_Objective_
Look for "Finanças" in the listing below. Gather each line that contains it.

══ Supplied material

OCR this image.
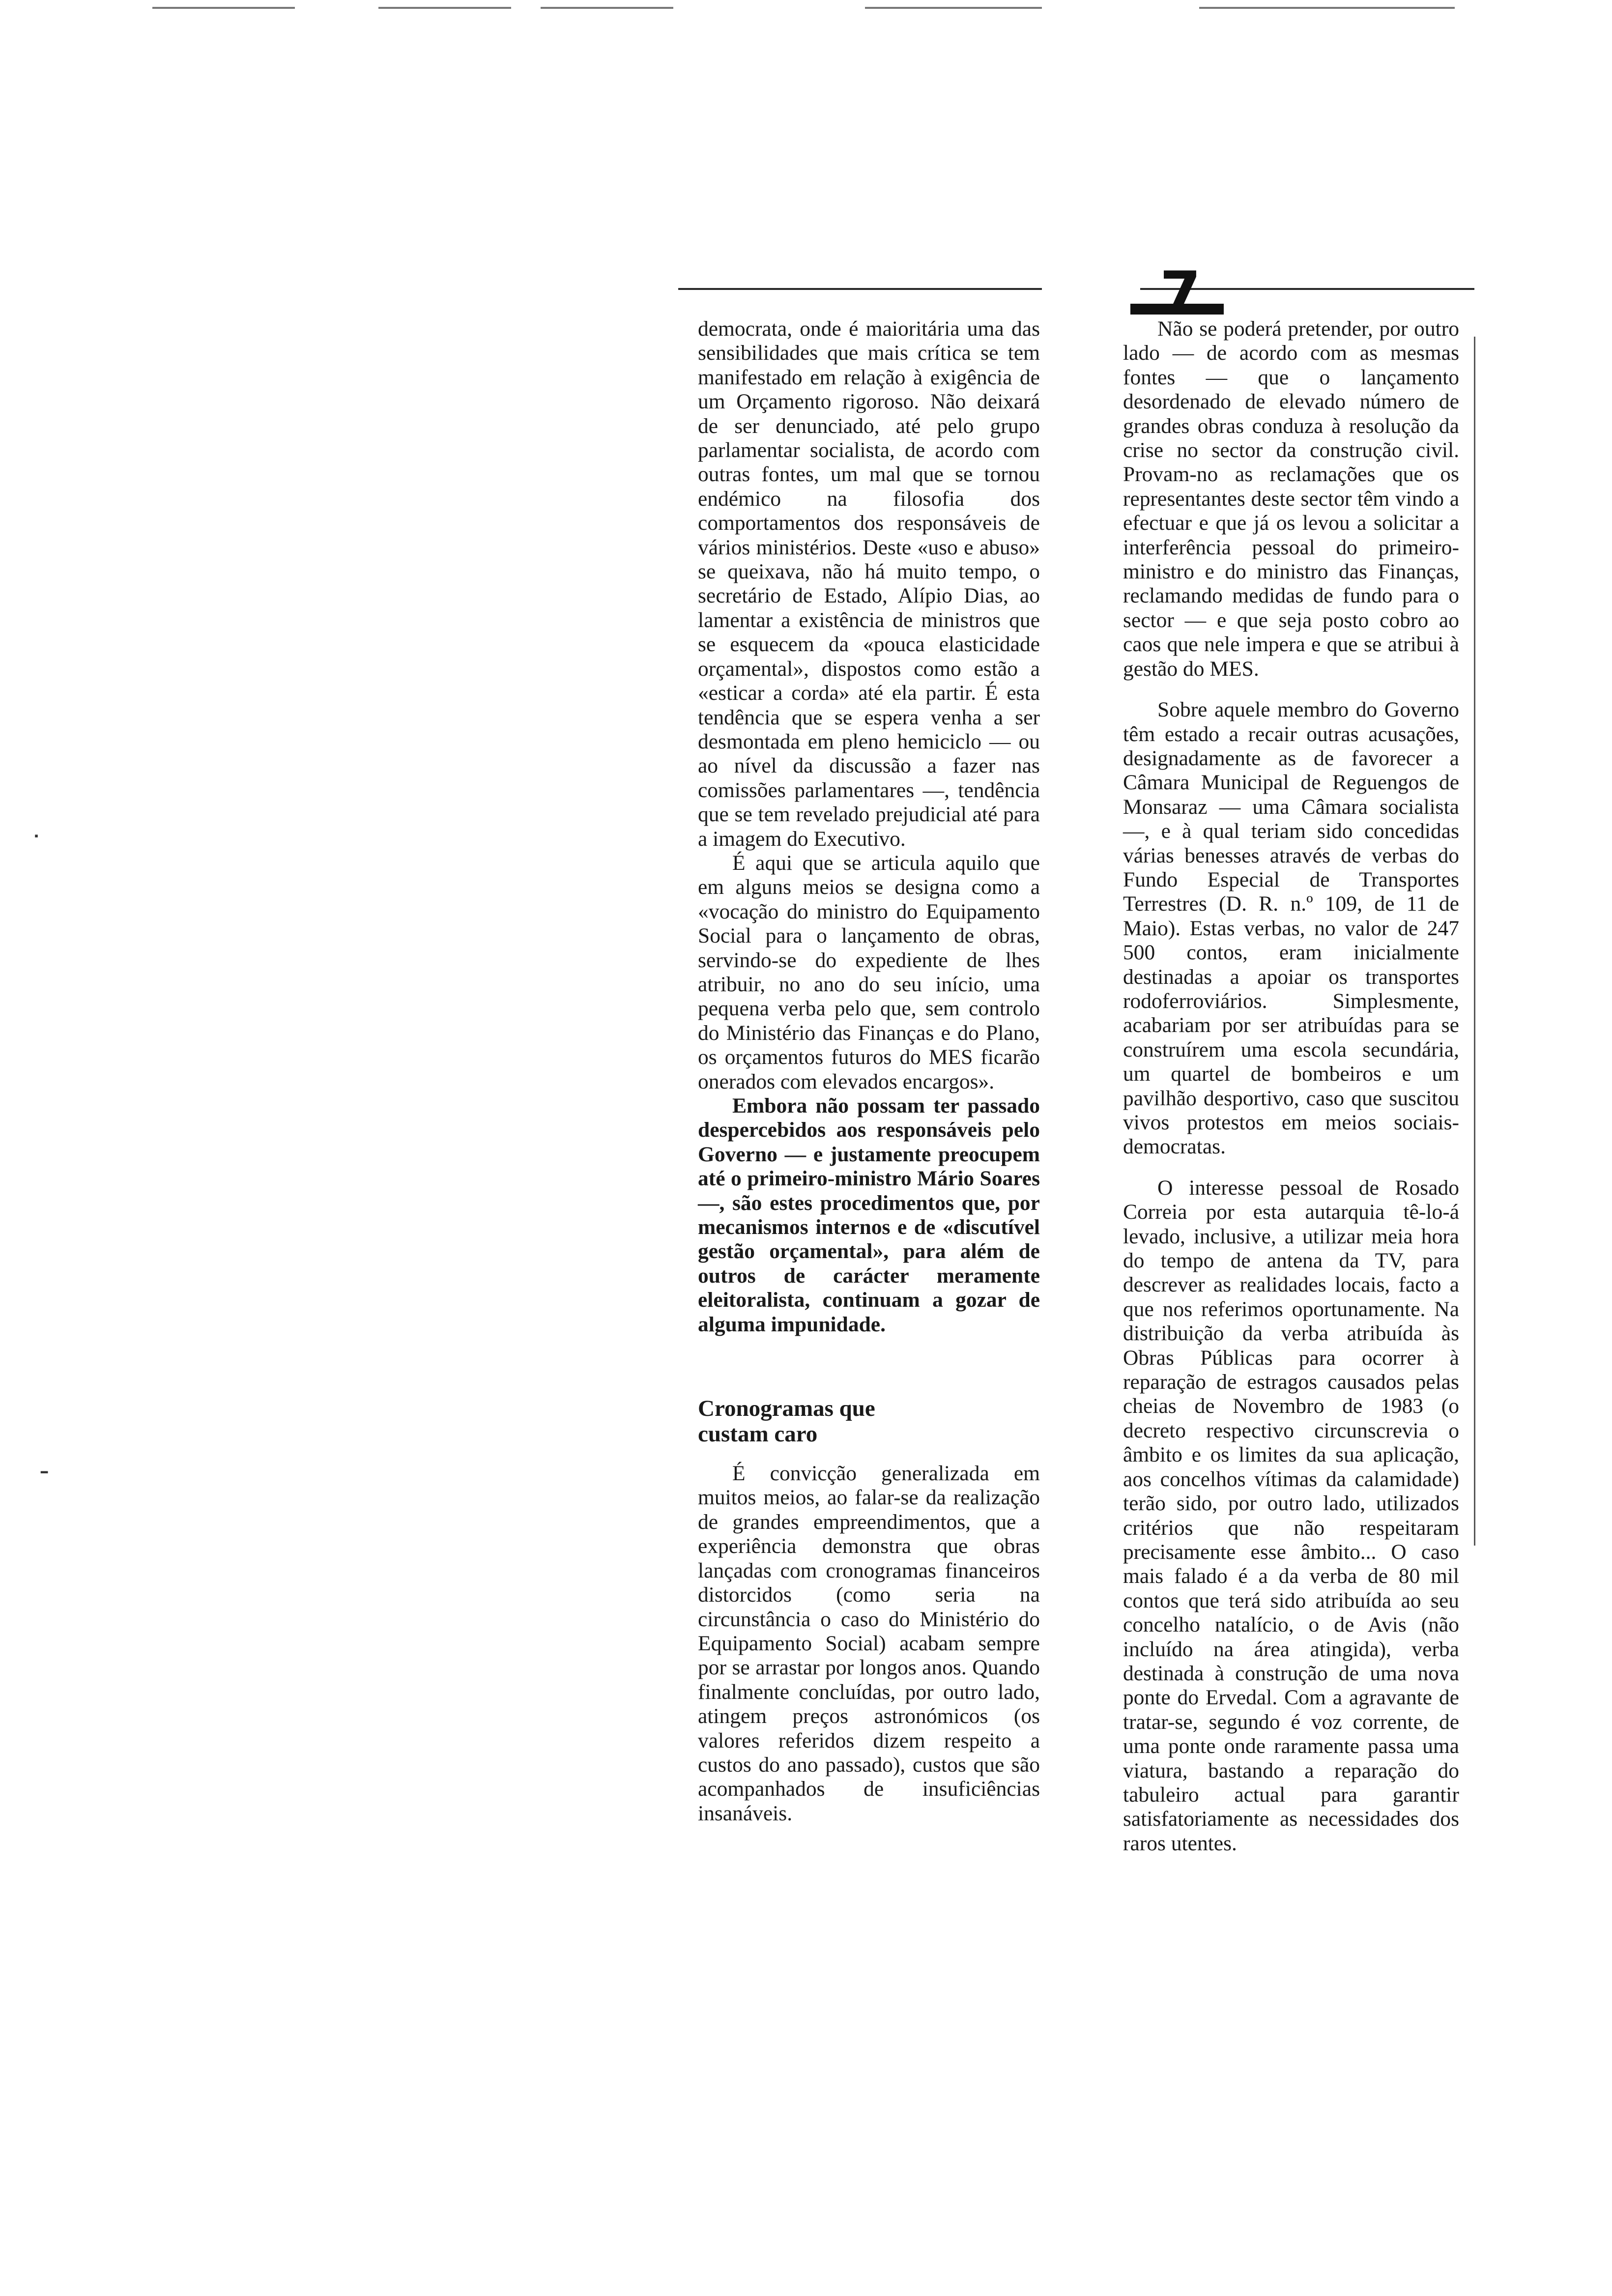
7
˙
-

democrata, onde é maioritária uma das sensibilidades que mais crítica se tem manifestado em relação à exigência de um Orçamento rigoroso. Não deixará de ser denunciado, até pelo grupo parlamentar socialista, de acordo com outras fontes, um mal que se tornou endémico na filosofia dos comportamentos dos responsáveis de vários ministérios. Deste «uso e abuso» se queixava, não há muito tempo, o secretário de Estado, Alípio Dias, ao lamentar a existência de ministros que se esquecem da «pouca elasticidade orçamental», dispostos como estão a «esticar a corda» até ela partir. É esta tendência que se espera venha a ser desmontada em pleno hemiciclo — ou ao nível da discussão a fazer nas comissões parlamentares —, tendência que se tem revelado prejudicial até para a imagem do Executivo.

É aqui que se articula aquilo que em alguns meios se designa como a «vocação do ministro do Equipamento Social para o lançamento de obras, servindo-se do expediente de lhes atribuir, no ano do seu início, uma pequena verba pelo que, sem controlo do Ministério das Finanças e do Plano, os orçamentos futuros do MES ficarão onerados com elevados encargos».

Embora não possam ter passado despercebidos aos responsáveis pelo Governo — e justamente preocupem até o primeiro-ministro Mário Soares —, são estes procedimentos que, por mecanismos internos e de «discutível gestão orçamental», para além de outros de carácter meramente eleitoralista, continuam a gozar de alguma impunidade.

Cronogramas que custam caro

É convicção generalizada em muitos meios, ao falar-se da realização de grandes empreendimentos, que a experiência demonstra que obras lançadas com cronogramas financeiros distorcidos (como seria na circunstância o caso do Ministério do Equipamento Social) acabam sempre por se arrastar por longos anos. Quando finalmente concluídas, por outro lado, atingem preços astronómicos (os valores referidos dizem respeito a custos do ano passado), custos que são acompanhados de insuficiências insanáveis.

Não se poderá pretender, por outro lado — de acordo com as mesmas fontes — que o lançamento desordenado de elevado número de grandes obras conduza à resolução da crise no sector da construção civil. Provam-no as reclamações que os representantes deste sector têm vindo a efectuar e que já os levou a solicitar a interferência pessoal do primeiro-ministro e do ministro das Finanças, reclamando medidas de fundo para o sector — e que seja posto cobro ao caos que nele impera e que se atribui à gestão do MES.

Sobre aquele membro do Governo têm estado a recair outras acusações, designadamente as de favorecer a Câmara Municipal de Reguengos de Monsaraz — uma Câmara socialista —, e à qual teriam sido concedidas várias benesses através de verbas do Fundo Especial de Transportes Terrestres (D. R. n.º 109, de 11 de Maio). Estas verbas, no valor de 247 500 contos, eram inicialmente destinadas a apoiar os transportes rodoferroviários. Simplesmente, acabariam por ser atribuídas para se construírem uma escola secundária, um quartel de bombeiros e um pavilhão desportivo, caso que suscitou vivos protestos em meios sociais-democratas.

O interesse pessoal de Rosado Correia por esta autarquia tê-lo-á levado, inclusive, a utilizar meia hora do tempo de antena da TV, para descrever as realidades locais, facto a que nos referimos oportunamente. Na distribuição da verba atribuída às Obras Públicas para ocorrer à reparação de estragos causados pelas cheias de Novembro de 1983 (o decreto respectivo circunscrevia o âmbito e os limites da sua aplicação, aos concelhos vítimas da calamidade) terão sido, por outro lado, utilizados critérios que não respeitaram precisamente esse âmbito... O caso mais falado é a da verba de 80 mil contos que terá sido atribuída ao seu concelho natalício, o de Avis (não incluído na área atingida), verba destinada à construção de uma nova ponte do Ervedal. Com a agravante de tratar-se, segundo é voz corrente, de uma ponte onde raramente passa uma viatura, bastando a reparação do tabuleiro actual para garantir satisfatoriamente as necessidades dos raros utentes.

════

_Task output_
É aqui que se articula aquilo que em alguns meios se designa como a «vocação do ministro do Equipamento Social para o lançamento de obras, servindo-se do expediente de lhes atribuir, no ano do seu início, uma pequena verba pelo que, sem controlo do Ministério das Finanças e do Plano, os orçamentos futuros do MES ficarão onerados com elevados encargos».
Não se poderá pretender, por outro lado — de acordo com as mesmas fontes — que o lançamento desordenado de elevado número de grandes obras conduza à resolução da crise no sector da construção civil. Provam-no as reclamações que os representantes deste sector têm vindo a efectuar e que já os levou a solicitar a interferência pessoal do primeiro-ministro e do ministro das Finanças, reclamando medidas de fundo para o sector — e que seja posto cobro ao caos que nele impera e que se atribui à gestão do MES.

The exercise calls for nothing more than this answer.